TESTO FORNITO
+--

PRESIDIO AL CARCERE DI BRINDISI – LIBERTÀ PER TUTTX

Per la stragrande maggioranza delle persone il carcere è un universo sconosciuto.
La paura che esso evoca genera un meccanismo di rimozione ed è così: il carcere si sottrae allo sguardo pubblico e alla critica della sua presunta funzione di rieducazione e risocializzazione.
Da qui la necessità di parlarne, di fare iniziativa politica, di convocare presidi e manifestazioni sotto le carceri pugliesi perché crediamo che sia urgente e necessario rompere il muro dell’indifferenza, della diffidenza e dell’omertà che avvolge gli istituti di detenzione, affinché si possa fare luce sulle brutali condizioni detentive nelle carceri italiane, tra morte per mancanza di cure e suicidi (79 nel 2025), sovraffollamento cronico, assenza totale di assistenza sanitaria e di cura affettiva, mancanza di attività ricreative, sportive e di formazione e lavoro.

+--

RECORD ESTRATTI
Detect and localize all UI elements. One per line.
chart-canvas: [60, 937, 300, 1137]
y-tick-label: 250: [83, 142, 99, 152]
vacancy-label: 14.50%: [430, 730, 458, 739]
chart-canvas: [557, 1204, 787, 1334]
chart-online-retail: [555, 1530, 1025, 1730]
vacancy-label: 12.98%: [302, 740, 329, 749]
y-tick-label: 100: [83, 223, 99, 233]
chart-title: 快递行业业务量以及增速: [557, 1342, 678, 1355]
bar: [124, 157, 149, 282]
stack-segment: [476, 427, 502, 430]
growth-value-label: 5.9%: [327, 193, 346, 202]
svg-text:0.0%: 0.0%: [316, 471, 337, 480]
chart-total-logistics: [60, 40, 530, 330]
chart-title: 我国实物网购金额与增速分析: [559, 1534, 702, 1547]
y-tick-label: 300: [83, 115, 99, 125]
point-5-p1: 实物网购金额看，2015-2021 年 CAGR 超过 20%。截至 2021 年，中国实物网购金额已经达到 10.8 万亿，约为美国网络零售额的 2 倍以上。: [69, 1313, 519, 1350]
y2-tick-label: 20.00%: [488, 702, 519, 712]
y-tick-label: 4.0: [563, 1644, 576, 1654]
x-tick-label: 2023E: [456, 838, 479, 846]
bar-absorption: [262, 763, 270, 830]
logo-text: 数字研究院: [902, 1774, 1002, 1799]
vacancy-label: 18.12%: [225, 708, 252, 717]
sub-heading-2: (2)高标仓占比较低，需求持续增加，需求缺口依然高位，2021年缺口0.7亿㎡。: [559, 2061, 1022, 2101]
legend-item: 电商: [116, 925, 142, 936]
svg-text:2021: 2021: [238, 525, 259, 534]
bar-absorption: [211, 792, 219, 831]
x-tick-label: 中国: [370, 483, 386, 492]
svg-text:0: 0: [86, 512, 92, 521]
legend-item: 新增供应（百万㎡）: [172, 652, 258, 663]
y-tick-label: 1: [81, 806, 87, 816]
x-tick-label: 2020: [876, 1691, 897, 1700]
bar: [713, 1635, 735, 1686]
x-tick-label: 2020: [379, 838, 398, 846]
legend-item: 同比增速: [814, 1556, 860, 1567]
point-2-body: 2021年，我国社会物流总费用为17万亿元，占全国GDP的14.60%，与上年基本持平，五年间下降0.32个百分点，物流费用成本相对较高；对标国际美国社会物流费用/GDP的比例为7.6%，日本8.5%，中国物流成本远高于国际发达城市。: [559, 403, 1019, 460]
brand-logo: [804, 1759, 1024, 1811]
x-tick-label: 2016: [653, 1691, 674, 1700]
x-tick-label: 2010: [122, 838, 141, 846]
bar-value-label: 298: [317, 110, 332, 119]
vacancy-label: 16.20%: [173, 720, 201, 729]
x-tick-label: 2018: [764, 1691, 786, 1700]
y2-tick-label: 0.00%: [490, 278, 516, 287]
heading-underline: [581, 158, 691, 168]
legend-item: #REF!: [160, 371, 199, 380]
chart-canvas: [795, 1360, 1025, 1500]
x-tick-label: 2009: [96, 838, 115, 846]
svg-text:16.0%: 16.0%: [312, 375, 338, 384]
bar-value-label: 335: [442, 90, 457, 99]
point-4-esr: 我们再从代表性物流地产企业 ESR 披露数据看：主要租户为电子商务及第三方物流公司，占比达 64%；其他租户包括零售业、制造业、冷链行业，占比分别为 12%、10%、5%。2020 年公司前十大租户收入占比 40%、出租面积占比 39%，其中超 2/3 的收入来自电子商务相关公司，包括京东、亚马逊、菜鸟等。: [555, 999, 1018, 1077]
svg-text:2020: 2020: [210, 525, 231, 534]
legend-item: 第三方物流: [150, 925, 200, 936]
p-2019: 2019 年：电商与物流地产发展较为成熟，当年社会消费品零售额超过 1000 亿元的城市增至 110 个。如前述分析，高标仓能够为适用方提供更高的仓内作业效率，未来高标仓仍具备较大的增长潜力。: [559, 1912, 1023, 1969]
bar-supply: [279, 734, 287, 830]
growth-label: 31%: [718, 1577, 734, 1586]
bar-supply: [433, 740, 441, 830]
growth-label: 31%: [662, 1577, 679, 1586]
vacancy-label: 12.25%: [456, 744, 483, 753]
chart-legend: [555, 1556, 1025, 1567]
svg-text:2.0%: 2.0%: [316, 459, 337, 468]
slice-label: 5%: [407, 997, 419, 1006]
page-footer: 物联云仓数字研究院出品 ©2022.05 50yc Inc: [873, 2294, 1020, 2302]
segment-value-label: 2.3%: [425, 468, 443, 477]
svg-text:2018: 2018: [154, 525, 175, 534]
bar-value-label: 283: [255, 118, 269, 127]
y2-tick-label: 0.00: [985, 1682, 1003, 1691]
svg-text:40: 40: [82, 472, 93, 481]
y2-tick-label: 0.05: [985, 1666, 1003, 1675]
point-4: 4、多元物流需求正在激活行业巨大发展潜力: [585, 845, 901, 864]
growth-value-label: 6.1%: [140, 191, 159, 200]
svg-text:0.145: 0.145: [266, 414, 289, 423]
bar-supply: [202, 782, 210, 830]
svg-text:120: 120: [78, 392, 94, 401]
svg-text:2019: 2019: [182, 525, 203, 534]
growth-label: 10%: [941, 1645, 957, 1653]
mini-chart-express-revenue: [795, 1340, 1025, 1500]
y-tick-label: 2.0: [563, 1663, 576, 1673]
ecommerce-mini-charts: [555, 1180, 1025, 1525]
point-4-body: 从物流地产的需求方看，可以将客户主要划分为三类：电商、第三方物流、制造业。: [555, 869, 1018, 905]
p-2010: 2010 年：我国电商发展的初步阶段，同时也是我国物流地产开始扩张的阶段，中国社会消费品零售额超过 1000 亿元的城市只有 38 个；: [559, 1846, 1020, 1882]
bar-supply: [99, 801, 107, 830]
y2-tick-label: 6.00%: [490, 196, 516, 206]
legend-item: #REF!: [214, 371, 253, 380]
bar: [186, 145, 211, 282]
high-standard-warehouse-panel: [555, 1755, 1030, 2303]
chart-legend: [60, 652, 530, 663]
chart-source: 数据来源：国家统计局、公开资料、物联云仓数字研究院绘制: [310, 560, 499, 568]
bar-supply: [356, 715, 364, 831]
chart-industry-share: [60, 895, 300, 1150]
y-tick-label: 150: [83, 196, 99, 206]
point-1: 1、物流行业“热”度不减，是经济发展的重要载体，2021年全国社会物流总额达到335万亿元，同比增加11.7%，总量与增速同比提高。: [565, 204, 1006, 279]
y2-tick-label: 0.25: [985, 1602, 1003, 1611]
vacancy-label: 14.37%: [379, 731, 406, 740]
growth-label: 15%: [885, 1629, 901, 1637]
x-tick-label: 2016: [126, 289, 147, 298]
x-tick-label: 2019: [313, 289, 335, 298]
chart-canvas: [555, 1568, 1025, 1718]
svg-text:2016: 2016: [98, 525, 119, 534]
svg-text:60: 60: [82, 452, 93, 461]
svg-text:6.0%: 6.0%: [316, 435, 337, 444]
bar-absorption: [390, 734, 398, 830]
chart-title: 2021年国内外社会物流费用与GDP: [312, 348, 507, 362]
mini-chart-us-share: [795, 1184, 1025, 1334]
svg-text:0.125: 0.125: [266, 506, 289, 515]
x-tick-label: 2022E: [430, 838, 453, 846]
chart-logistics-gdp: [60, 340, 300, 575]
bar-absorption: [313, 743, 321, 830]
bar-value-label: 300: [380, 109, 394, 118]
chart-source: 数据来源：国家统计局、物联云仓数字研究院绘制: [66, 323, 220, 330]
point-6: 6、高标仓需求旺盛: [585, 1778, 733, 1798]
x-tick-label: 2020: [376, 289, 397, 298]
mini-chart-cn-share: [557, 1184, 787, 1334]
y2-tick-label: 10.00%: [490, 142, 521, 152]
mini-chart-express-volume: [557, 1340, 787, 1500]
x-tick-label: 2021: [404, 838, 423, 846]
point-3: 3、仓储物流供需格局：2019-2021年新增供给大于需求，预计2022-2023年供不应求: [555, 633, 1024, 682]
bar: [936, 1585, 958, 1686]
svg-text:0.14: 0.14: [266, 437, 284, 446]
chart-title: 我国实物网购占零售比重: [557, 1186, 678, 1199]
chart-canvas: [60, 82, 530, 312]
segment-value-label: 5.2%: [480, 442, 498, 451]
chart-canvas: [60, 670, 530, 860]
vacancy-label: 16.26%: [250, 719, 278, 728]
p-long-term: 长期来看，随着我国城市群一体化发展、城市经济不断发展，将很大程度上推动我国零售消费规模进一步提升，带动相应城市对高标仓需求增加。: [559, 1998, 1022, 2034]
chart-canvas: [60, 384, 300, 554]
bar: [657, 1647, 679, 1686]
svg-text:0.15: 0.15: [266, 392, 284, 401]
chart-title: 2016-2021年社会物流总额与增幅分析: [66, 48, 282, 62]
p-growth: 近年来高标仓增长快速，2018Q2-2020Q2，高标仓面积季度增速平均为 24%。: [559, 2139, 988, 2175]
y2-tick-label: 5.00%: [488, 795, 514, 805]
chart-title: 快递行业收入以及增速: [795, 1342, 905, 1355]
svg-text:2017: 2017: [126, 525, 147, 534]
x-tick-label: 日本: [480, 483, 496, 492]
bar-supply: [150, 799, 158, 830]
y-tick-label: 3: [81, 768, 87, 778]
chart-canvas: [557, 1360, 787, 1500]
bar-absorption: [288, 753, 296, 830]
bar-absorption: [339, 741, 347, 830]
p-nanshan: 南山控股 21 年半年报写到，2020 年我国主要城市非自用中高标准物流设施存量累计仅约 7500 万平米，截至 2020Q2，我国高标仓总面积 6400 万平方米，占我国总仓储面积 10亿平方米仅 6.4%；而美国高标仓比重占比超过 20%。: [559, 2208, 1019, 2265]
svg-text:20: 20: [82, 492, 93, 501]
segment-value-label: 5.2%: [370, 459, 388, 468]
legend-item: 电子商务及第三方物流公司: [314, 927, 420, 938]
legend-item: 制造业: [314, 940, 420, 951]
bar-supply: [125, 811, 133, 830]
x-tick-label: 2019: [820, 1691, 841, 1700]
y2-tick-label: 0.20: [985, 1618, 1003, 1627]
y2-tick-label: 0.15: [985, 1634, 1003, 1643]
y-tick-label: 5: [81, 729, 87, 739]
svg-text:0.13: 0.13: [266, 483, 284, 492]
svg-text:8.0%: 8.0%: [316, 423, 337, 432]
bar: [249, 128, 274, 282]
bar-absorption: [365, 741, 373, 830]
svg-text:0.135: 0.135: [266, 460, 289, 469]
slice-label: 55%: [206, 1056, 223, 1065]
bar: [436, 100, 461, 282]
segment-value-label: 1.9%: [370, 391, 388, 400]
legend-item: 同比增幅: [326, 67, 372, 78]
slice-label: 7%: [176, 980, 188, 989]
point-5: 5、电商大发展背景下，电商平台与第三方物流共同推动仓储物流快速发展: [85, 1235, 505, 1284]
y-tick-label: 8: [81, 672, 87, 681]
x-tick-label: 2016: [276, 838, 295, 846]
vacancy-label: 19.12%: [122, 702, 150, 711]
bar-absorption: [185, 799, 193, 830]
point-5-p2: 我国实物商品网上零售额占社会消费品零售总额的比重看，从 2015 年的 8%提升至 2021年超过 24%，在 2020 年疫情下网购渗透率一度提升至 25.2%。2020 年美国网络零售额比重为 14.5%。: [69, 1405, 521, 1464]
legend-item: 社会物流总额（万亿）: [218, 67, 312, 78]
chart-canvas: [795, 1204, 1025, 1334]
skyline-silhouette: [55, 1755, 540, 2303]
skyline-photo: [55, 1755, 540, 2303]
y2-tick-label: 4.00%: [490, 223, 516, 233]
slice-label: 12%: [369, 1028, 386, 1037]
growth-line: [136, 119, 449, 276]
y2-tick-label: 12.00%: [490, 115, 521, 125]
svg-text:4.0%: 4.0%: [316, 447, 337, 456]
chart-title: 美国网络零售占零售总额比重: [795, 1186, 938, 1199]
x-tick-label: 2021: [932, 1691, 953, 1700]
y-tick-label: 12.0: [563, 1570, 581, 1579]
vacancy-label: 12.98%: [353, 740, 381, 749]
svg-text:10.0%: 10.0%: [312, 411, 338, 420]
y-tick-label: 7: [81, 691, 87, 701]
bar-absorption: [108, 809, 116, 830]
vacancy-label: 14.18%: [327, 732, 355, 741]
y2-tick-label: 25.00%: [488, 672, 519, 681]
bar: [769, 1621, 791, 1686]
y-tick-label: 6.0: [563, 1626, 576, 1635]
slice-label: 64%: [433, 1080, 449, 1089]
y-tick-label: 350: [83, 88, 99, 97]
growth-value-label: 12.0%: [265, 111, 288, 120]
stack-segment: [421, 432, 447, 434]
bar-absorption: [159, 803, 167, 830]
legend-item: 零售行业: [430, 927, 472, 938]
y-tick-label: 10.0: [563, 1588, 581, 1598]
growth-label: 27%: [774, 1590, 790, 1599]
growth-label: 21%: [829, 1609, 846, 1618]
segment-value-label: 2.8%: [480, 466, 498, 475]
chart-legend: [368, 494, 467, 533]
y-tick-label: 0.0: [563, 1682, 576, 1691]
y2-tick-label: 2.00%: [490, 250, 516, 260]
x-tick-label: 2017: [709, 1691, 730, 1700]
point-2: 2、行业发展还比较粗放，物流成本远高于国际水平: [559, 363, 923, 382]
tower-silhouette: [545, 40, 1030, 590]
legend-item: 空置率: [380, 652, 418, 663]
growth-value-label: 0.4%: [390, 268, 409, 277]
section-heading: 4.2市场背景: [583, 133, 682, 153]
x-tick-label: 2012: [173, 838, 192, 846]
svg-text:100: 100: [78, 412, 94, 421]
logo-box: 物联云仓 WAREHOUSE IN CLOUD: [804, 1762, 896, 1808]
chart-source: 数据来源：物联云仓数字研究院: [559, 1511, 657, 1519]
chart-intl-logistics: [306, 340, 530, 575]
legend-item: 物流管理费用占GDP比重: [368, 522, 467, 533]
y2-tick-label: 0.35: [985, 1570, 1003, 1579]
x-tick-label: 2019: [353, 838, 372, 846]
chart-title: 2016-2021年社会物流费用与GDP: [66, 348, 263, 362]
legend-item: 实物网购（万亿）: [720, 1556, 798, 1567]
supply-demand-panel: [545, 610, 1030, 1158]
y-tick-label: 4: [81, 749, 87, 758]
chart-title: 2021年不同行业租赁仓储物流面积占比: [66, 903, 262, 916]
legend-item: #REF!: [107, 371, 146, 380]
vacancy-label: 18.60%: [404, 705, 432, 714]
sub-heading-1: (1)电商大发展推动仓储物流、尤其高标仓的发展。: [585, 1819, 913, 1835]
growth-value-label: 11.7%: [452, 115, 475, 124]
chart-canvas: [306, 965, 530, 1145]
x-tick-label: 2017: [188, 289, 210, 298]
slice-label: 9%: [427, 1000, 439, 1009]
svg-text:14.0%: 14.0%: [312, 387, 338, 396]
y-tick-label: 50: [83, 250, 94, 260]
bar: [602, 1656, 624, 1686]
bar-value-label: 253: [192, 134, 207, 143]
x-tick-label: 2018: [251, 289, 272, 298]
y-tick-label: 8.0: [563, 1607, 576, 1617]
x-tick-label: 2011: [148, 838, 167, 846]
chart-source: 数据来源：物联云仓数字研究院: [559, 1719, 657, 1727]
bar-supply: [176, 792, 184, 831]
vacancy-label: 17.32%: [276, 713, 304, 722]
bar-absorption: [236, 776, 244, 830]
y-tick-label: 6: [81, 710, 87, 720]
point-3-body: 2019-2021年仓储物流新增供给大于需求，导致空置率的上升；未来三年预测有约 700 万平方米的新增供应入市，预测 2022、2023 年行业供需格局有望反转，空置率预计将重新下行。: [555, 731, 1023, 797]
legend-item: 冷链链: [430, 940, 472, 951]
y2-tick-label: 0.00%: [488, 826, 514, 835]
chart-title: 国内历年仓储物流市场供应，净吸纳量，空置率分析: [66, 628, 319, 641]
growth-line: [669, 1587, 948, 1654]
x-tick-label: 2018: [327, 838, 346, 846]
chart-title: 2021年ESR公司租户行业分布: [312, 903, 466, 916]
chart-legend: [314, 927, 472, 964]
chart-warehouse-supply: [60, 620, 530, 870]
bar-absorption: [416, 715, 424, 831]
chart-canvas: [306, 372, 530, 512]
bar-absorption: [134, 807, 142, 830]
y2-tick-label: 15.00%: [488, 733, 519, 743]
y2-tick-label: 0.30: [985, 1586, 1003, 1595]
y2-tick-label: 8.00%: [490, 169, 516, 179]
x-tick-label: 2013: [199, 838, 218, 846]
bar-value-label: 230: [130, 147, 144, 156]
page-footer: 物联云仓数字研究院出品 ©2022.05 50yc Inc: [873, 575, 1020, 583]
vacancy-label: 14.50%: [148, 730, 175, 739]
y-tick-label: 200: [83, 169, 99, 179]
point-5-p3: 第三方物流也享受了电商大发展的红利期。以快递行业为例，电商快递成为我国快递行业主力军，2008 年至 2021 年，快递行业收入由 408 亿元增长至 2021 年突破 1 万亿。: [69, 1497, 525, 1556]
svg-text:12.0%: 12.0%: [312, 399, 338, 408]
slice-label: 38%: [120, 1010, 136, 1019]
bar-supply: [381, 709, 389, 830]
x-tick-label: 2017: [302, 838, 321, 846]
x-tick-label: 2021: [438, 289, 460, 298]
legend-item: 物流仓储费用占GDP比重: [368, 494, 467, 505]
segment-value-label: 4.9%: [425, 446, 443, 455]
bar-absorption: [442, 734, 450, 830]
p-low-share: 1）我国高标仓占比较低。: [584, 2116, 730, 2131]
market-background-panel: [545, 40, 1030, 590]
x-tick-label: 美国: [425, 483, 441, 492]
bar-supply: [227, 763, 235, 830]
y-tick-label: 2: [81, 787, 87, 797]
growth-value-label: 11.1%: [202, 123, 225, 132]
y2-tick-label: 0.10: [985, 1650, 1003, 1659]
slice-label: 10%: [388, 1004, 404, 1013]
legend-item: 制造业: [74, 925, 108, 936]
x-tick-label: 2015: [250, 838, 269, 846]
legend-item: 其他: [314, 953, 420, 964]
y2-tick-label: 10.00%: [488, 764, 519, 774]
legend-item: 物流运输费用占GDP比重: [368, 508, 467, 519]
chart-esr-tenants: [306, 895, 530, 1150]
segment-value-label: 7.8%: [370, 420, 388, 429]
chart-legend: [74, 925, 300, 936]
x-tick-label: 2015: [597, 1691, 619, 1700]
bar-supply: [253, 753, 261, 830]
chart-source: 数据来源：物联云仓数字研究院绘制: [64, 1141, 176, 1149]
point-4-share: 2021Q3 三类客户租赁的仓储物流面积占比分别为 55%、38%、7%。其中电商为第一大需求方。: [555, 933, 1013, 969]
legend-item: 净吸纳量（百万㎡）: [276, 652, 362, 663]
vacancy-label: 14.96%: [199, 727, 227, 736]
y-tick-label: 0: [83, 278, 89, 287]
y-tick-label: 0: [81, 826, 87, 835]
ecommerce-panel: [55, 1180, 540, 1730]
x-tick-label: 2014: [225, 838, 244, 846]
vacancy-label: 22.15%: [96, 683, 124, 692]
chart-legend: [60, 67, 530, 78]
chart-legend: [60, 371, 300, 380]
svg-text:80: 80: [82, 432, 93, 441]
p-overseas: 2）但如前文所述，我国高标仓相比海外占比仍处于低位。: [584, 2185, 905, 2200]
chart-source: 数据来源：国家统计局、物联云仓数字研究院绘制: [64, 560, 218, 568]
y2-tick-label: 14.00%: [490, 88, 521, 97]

+--

ELENCO DELLE CONSEGNE
- a) Riassuma in due frasi il testo sul presidio al carcere di Brindisi.
- b) Trasformi in elenco puntato il paragrafo del testo sul presidio al carcere di Brindisi che inizia con «Da qui la necessità di parlarne», mantenendone i fatti principali.
- c) Prosegua il testo sul presidio al carcere di Brindisi dopo l'ultima frase riportata.

SOLUZIONI DELL'ESERCIZIO
- a) Per la maggior parte delle persone il carcere è un universo sconosciuto, e la paura che evoca lo sottrae allo sguardo pubblico e alla critica della sua presunta funzione di rieducazione. Per questo si ritiene urgente parlarne e convocare presidi e manifestazioni sotto le carceri pugliesi, così da rompere il muro dell'indifferenza e fare luce sulle brutali condizioni detentive, tra suicidi (79 nel 2025), sovraffollamento cronico e assenza di assistenza sanitaria.

- b)
- Necessità di parlare del carcere, fare iniziativa politica e convocare presidi e manifestazioni sotto le carceri pugliesi.
- Obiettivo: rompere il muro dell'indifferenza, della diffidenza e dell'omertà che avvolge gli istituti di detenzione.
- Fare luce sulle brutali condizioni detentive nelle carceri italiane:
  - morti per mancanza di cure e suicidi (79 nel 2025);
  - sovraffollamento cronico;
  - assenza totale di assistenza sanitaria e di cura affettiva;
  - mancanza di attività ricreative, sportive, di formazione e di lavoro.

- c)
Le carceri non solo non “riabilitano”, ma escludono ulteriormente i detenuti dalla società, imponendo loro uno stigma e marchiandoli a vita. I luoghi di detenzione sono uno strumento dello stato per tenere rinchiuse le “classi pericolose”, ovvero persone povere, migranti, tossicodipendenti, militanti ed attiviste politiche, e tuttx coloro che hanno preferito correre il rischio di infrangere la legge piuttosto che rinunciare alla propria dignità.

Per il governo Meloni e più in generale per i governi degli ultimi 25 anni, la legislazione d’emergenza attuata attraverso i “decreti sicurezza”, l’innalzamento delle pene, la creazione di nuove fattispecie di reato e la repressione penale sempre più diffusa e il carcere hanno assunto un ruolo centrale in una strategia d’azione volta a silenziare e invisibilizzare le soggettività marginalizzate e a reprimere ogni forma di dissenso, attraverso la costruzione di paure sociali che generino la percezione di una permanente “emergenza sicurezza”.

Per queste motivazioni abbiamo indetto un presidio di protesta sotto le mura del carcere di Brindisi – Sabato 10 Gennaio alle ore 11:00 affinché la solidarietà tra persone libere e detenute possa varcare la soglia di quelle mura.